Goal:
What you return should match every record exactly, with the images removed.

Excerpted data:
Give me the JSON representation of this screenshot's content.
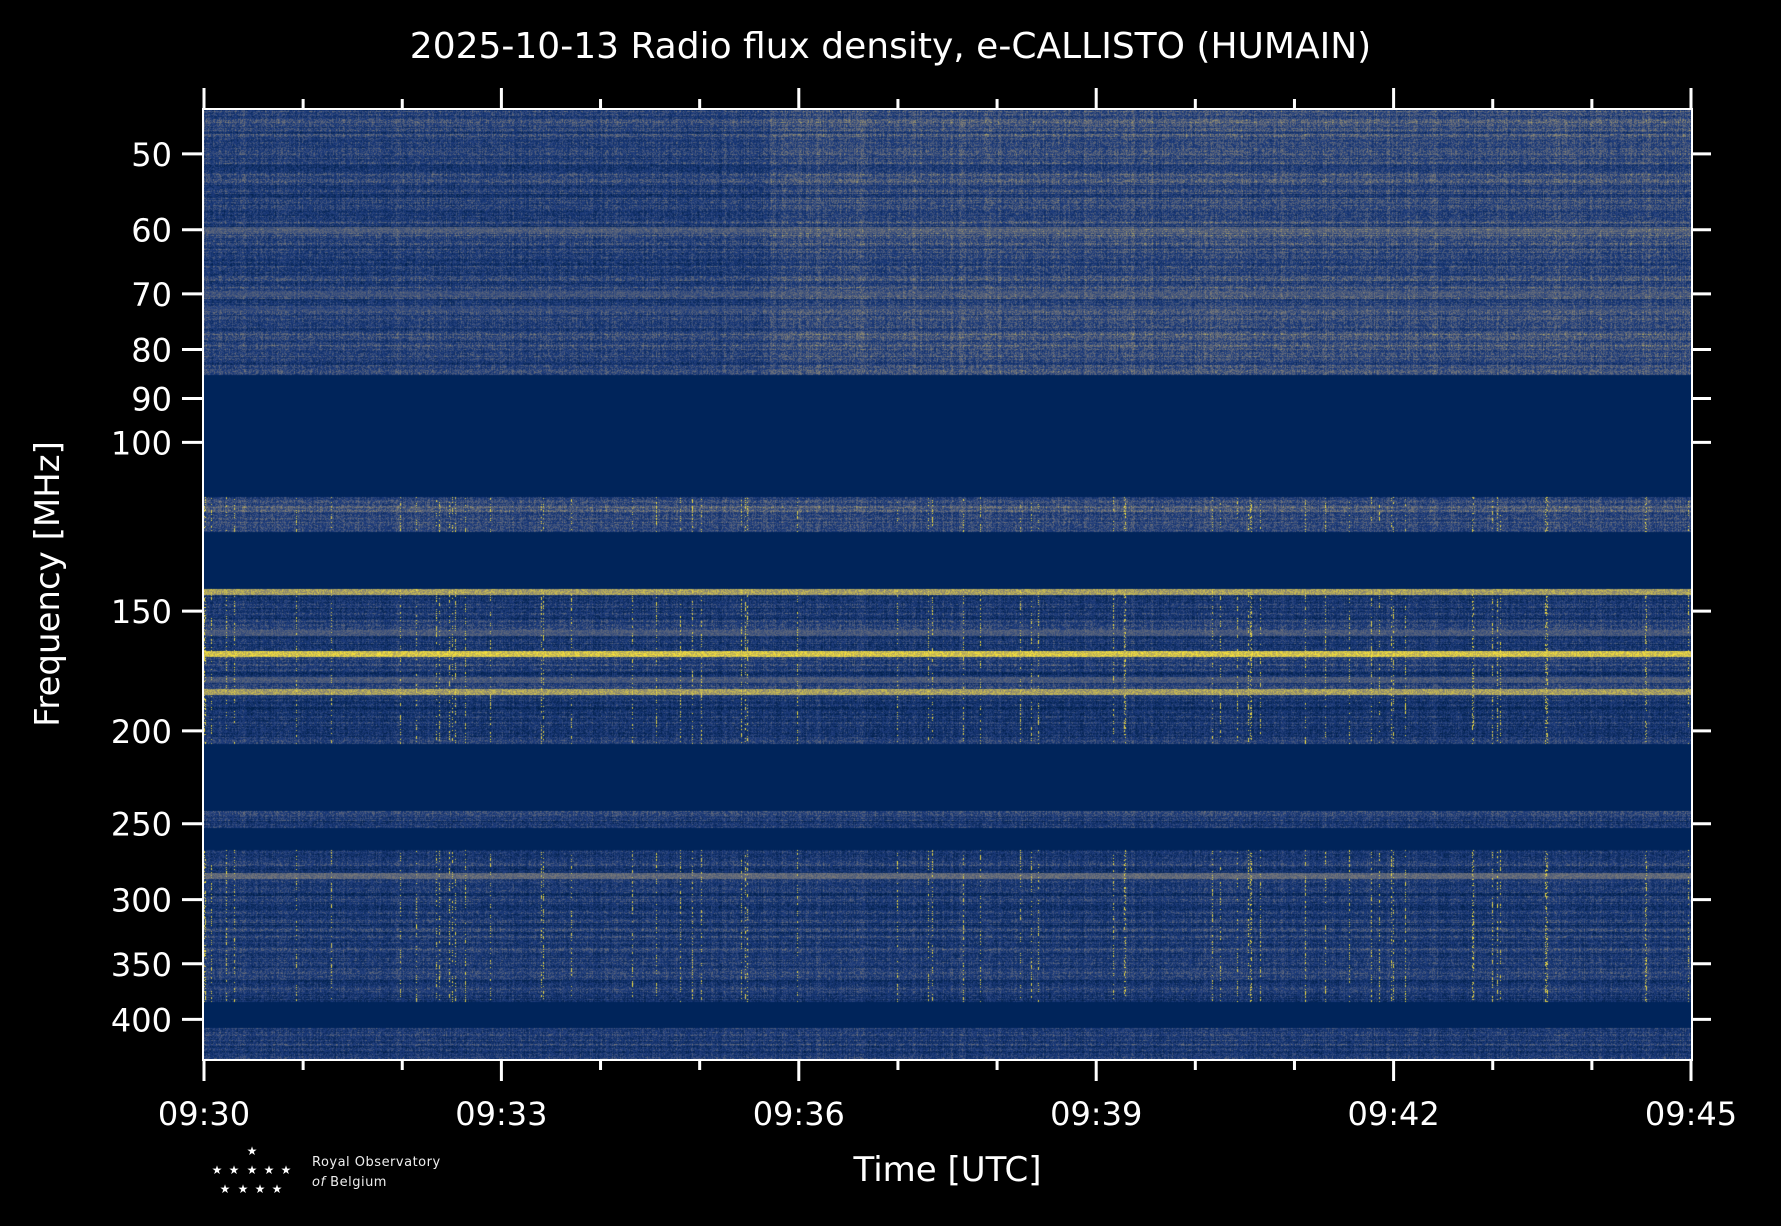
{
  "chart_data": {
    "type": "heatmap",
    "title": "2025-10-13 Radio flux density, e-CALLISTO (HUMAIN)",
    "xlabel": "Time [UTC]",
    "ylabel": "Frequency [MHz]",
    "x_ticks": [
      "09:30",
      "09:33",
      "09:36",
      "09:39",
      "09:42",
      "09:45"
    ],
    "x_range_minutes": [
      0,
      15
    ],
    "x_major_step_minutes": 3,
    "x_minor_step_minutes": 1,
    "y_scale": "log",
    "y_inverted": true,
    "ylim": [
      45,
      440
    ],
    "y_ticks": [
      50,
      60,
      70,
      80,
      90,
      100,
      150,
      200,
      250,
      300,
      350,
      400
    ],
    "colormap": "cividis",
    "colors": {
      "low": "#00204c",
      "flat": "#00245a",
      "mid": "#7c7b78",
      "high": "#fee838"
    },
    "bands": [
      {
        "from": 45,
        "to": 85,
        "kind": "noise",
        "level": 0.35
      },
      {
        "from": 85,
        "to": 114,
        "kind": "flat"
      },
      {
        "from": 114,
        "to": 124,
        "kind": "noise",
        "level": 0.4,
        "bursts": true
      },
      {
        "from": 124,
        "to": 142,
        "kind": "flat"
      },
      {
        "from": 142,
        "to": 206,
        "kind": "noise",
        "level": 0.3,
        "bursts": true
      },
      {
        "from": 206,
        "to": 242,
        "kind": "flat"
      },
      {
        "from": 242,
        "to": 252,
        "kind": "noise",
        "level": 0.3
      },
      {
        "from": 252,
        "to": 266,
        "kind": "flat"
      },
      {
        "from": 266,
        "to": 383,
        "kind": "noise",
        "level": 0.3,
        "bursts": true
      },
      {
        "from": 383,
        "to": 408,
        "kind": "flat"
      },
      {
        "from": 408,
        "to": 440,
        "kind": "noise",
        "level": 0.3
      }
    ],
    "lines": [
      {
        "freq": 60,
        "level": 0.6
      },
      {
        "freq": 70,
        "level": 0.55
      },
      {
        "freq": 72.5,
        "level": 0.5
      },
      {
        "freq": 143,
        "level": 0.9
      },
      {
        "freq": 158,
        "level": 0.6
      },
      {
        "freq": 166,
        "level": 1.0
      },
      {
        "freq": 177,
        "level": 0.6
      },
      {
        "freq": 182,
        "level": 0.9
      },
      {
        "freq": 283,
        "level": 0.7
      }
    ]
  },
  "logo": {
    "line1": "Royal Observatory",
    "line2_italic": "of",
    "line2": "Belgium"
  }
}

Response below:
Give me the JSON representation of this screenshot's content.
{
  "chart_data": {
    "type": "heatmap",
    "title": "2025-10-13 Radio flux density, e-CALLISTO (HUMAIN)",
    "xlabel": "Time [UTC]",
    "ylabel": "Frequency [MHz]",
    "x_ticks": [
      "09:30",
      "09:33",
      "09:36",
      "09:39",
      "09:42",
      "09:45"
    ],
    "x_range_minutes": [
      0,
      15
    ],
    "x_major_step_minutes": 3,
    "x_minor_step_minutes": 1,
    "y_scale": "log",
    "y_inverted": true,
    "ylim": [
      45,
      440
    ],
    "y_ticks": [
      50,
      60,
      70,
      80,
      90,
      100,
      150,
      200,
      250,
      300,
      350,
      400
    ],
    "colormap": "cividis",
    "colors": {
      "low": "#00204c",
      "flat": "#00245a",
      "mid": "#7c7b78",
      "high": "#fee838"
    },
    "bands": [
      {
        "from": 45,
        "to": 85,
        "kind": "noise",
        "level": 0.35
      },
      {
        "from": 85,
        "to": 114,
        "kind": "flat"
      },
      {
        "from": 114,
        "to": 124,
        "kind": "noise",
        "level": 0.4,
        "bursts": true
      },
      {
        "from": 124,
        "to": 142,
        "kind": "flat"
      },
      {
        "from": 142,
        "to": 206,
        "kind": "noise",
        "level": 0.3,
        "bursts": true
      },
      {
        "from": 206,
        "to": 242,
        "kind": "flat"
      },
      {
        "from": 242,
        "to": 252,
        "kind": "noise",
        "level": 0.3
      },
      {
        "from": 252,
        "to": 266,
        "kind": "flat"
      },
      {
        "from": 266,
        "to": 383,
        "kind": "noise",
        "level": 0.3,
        "bursts": true
      },
      {
        "from": 383,
        "to": 408,
        "kind": "flat"
      },
      {
        "from": 408,
        "to": 440,
        "kind": "noise",
        "level": 0.3
      }
    ],
    "lines": [
      {
        "freq": 60,
        "level": 0.6
      },
      {
        "freq": 70,
        "level": 0.55
      },
      {
        "freq": 72.5,
        "level": 0.5
      },
      {
        "freq": 143,
        "level": 0.9
      },
      {
        "freq": 158,
        "level": 0.6
      },
      {
        "freq": 166,
        "level": 1.0
      },
      {
        "freq": 177,
        "level": 0.6
      },
      {
        "freq": 182,
        "level": 0.9
      },
      {
        "freq": 283,
        "level": 0.7
      }
    ]
  },
  "logo": {
    "line1": "Royal Observatory",
    "line2_italic": "of",
    "line2": "Belgium"
  }
}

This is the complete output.